Reproduce the records below exactly as they appear.
-- START OF GIVEN ENTRIES --
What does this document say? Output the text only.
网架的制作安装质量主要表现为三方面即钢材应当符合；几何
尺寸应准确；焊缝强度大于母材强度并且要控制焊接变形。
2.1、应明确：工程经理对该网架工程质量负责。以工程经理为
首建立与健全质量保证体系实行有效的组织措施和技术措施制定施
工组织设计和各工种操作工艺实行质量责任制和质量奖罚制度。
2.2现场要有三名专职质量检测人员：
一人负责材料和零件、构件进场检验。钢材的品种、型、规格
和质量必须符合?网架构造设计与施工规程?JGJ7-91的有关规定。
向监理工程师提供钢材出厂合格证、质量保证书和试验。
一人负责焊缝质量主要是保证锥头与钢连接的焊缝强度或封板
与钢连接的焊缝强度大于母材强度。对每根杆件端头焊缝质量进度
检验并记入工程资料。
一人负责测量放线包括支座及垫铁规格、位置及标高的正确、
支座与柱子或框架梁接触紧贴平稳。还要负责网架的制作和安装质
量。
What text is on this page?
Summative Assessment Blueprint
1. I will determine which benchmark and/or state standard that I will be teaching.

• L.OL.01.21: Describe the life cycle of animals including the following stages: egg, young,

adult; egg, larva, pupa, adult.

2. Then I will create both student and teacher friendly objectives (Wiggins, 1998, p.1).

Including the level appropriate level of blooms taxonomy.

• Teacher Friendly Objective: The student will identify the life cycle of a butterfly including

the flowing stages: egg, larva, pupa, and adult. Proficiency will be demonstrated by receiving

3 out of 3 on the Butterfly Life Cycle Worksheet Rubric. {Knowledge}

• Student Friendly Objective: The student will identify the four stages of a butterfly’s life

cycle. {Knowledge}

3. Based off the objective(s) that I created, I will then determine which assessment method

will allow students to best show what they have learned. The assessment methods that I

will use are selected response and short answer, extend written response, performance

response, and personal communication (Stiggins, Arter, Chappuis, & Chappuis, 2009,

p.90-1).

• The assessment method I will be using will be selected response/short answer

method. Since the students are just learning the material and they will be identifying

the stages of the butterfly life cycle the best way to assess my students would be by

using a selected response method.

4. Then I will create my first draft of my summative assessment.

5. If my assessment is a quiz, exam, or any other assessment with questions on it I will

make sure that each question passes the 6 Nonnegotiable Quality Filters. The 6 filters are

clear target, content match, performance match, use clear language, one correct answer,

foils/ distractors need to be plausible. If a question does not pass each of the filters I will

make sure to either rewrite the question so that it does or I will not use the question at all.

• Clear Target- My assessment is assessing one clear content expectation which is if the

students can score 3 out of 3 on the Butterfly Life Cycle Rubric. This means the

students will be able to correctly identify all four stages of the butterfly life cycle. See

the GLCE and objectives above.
-- END OF GIVEN ENTRIES --
COMPLETE RESPONSE:
What does this document say? Output the text only.
网架的制作安装质量主要表现为三方面即钢材应当符合；几何
尺寸应准确；焊缝强度大于母材强度并且要控制焊接变形。
2.1、应明确：工程经理对该网架工程质量负责。以工程经理为
首建立与健全质量保证体系实行有效的组织措施和技术措施制定施
工组织设计和各工种操作工艺实行质量责任制和质量奖罚制度。
2.2现场要有三名专职质量检测人员：
一人负责材料和零件、构件进场检验。钢材的品种、型、规格
和质量必须符合?网架构造设计与施工规程?JGJ7-91的有关规定。
向监理工程师提供钢材出厂合格证、质量保证书和试验。
一人负责焊缝质量主要是保证锥头与钢连接的焊缝强度或封板
与钢连接的焊缝强度大于母材强度。对每根杆件端头焊缝质量进度
检验并记入工程资料。
一人负责测量放线包括支座及垫铁规格、位置及标高的正确、
支座与柱子或框架梁接触紧贴平稳。还要负责网架的制作和安装质
量。
What text is on this page?
Summative Assessment Blueprint
1. I will determine which benchmark and/or state standard that I will be teaching.

• L.OL.01.21: Describe the life cycle of animals including the following stages: egg, young,

adult; egg, larva, pupa, adult.

2. Then I will create both student and teacher friendly objectives (Wiggins, 1998, p.1).

Including the level appropriate level of blooms taxonomy.

• Teacher Friendly Objective: The student will identify the life cycle of a butterfly including

the flowing stages: egg, larva, pupa, and adult. Proficiency will be demonstrated by receiving

3 out of 3 on the Butterfly Life Cycle Worksheet Rubric. {Knowledge}

• Student Friendly Objective: The student will identify the four stages of a butterfly’s life

cycle. {Knowledge}

3. Based off the objective(s) that I created, I will then determine which assessment method

will allow students to best show what they have learned. The assessment methods that I

will use are selected response and short answer, extend written response, performance

response, and personal communication (Stiggins, Arter, Chappuis, & Chappuis, 2009,

p.90-1).

• The assessment method I will be using will be selected response/short answer

method. Since the students are just learning the material and they will be identifying

the stages of the butterfly life cycle the best way to assess my students would be by

using a selected response method.

4. Then I will create my first draft of my summative assessment.

5. If my assessment is a quiz, exam, or any other assessment with questions on it I will

make sure that each question passes the 6 Nonnegotiable Quality Filters. The 6 filters are

clear target, content match, performance match, use clear language, one correct answer,

foils/ distractors need to be plausible. If a question does not pass each of the filters I will

make sure to either rewrite the question so that it does or I will not use the question at all.

• Clear Target- My assessment is assessing one clear content expectation which is if the

students can score 3 out of 3 on the Butterfly Life Cycle Rubric. This means the

students will be able to correctly identify all four stages of the butterfly life cycle. See

the GLCE and objectives above.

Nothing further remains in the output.